Directions for this task:
Pick out each line containing the string "headline".

Supplied information:
+-------+

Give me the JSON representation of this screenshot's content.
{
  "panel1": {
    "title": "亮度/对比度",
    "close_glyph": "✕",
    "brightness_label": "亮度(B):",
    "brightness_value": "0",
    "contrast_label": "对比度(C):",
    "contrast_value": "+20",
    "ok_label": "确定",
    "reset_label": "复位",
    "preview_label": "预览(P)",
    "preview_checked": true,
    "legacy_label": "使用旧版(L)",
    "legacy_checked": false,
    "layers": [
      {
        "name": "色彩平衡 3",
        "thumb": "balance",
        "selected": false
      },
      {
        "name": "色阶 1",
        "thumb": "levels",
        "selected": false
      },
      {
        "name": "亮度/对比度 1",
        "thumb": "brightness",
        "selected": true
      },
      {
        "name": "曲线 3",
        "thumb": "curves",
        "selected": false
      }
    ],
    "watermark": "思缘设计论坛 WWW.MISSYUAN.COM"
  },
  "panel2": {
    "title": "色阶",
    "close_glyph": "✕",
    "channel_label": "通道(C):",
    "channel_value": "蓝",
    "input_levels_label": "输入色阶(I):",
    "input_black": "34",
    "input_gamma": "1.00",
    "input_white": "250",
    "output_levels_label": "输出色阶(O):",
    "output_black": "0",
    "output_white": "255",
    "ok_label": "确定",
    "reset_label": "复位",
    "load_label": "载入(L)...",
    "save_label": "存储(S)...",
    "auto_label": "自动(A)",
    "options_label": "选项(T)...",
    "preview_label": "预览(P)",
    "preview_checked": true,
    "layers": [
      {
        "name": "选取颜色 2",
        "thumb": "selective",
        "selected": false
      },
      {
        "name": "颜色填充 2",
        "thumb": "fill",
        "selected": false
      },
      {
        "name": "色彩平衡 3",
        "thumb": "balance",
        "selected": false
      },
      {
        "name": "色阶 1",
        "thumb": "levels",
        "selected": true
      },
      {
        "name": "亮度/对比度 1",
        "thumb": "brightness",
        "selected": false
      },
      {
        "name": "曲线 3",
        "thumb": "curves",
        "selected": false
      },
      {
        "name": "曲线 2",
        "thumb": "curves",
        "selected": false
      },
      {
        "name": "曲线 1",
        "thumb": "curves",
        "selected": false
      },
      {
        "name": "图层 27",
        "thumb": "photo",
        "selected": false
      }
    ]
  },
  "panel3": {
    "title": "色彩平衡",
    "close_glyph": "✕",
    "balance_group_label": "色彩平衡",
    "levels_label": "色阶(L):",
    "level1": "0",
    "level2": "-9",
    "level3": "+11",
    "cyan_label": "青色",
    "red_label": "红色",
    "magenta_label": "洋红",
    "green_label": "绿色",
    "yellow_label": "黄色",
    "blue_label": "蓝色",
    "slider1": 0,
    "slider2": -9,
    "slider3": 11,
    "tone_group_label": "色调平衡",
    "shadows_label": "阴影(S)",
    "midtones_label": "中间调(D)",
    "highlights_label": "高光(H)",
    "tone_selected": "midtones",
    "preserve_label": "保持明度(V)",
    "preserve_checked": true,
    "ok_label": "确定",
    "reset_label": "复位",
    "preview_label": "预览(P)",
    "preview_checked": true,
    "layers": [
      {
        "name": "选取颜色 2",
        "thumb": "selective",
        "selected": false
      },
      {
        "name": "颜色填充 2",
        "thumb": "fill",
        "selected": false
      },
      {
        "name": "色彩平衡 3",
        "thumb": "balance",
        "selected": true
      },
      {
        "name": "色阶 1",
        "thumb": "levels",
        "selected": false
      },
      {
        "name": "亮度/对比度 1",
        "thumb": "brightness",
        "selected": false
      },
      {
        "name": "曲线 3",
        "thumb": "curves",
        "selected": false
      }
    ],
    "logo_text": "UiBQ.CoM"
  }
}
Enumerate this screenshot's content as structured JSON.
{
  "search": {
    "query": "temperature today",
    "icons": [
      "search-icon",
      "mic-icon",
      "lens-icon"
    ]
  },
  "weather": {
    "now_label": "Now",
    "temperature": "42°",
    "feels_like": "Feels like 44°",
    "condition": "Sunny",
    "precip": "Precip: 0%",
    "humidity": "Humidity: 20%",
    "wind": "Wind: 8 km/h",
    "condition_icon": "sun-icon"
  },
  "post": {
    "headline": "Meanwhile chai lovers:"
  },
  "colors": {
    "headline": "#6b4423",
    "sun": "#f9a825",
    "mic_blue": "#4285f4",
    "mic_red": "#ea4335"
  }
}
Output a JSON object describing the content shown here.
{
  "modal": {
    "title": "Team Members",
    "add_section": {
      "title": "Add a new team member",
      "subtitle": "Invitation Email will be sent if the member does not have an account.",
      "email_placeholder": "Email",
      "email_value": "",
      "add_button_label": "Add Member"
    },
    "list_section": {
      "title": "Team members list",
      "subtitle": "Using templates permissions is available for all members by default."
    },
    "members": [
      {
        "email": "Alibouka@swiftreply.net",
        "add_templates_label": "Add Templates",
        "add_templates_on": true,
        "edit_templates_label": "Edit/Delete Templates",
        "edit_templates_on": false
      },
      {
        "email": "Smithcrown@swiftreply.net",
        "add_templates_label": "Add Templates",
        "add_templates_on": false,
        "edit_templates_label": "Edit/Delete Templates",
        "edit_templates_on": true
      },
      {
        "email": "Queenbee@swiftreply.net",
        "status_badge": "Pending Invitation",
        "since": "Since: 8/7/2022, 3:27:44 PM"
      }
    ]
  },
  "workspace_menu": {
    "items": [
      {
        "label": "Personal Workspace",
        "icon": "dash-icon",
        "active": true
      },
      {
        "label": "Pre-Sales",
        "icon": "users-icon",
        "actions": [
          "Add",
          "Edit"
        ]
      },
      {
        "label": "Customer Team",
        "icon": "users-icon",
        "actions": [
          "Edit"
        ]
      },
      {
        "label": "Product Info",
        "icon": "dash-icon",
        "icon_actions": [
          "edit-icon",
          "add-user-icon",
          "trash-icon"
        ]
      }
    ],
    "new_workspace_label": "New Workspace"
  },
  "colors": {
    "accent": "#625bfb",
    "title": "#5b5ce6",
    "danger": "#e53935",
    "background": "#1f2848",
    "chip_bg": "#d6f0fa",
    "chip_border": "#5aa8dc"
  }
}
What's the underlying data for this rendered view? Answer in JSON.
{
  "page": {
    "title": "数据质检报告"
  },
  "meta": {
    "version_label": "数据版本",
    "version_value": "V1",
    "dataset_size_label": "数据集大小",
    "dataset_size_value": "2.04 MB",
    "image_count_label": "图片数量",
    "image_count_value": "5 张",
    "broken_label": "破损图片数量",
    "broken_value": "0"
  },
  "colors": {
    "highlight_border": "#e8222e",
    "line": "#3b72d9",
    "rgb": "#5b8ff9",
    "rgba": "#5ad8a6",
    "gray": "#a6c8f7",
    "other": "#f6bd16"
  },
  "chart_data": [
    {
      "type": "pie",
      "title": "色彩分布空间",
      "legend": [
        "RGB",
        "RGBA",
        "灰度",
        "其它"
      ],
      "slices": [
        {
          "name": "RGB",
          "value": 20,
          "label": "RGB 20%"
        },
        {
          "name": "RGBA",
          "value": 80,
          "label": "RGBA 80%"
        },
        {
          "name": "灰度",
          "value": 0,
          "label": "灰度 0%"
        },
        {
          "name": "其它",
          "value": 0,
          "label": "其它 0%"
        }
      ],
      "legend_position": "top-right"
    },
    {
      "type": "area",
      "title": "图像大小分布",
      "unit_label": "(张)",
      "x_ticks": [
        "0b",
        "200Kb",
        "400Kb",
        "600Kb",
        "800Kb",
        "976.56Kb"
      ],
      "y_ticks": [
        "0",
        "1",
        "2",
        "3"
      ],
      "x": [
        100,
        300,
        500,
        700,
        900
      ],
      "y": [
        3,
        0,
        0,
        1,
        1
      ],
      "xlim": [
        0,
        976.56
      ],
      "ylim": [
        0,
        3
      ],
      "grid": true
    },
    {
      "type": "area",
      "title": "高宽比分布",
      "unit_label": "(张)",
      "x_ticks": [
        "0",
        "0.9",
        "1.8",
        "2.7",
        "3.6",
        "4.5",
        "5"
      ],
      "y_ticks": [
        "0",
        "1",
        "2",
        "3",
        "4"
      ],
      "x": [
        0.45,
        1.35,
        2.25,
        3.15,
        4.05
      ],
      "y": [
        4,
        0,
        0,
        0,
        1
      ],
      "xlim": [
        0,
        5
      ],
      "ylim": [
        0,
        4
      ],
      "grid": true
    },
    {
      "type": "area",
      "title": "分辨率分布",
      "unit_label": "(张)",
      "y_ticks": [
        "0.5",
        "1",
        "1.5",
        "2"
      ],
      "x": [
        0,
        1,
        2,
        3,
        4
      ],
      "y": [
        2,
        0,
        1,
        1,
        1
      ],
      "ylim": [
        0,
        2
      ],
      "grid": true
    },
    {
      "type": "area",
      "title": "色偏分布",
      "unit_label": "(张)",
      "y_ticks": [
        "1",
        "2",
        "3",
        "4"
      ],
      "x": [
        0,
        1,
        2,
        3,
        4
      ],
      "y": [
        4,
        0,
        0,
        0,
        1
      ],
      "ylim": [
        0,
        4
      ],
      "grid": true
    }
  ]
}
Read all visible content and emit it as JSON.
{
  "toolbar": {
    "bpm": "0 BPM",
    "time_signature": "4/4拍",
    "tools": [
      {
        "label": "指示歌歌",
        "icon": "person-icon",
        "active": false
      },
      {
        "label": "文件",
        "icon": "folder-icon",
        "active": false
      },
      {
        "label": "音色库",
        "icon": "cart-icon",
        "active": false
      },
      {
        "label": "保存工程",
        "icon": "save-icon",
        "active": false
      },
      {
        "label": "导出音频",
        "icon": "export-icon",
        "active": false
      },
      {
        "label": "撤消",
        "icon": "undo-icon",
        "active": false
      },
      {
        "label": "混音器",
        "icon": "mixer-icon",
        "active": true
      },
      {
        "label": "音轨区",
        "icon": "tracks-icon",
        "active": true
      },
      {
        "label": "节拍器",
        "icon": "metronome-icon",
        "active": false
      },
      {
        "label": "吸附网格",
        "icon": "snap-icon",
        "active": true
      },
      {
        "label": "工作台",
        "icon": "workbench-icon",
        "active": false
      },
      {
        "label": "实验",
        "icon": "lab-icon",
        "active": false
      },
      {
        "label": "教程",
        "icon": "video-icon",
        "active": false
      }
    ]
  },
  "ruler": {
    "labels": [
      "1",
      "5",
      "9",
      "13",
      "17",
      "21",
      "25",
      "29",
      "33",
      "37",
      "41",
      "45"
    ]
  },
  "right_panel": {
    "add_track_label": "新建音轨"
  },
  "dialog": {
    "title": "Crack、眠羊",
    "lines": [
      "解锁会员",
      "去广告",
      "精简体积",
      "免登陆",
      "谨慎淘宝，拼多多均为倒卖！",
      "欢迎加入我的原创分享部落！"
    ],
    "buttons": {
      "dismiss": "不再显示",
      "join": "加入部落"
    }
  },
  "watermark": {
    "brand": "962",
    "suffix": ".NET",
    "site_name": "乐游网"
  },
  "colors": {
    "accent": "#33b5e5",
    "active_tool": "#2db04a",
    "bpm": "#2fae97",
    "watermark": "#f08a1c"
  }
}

+-------+

Response for this exercise:
    "headline": "Meanwhile chai lovers:"
    "headline": "#6b4423",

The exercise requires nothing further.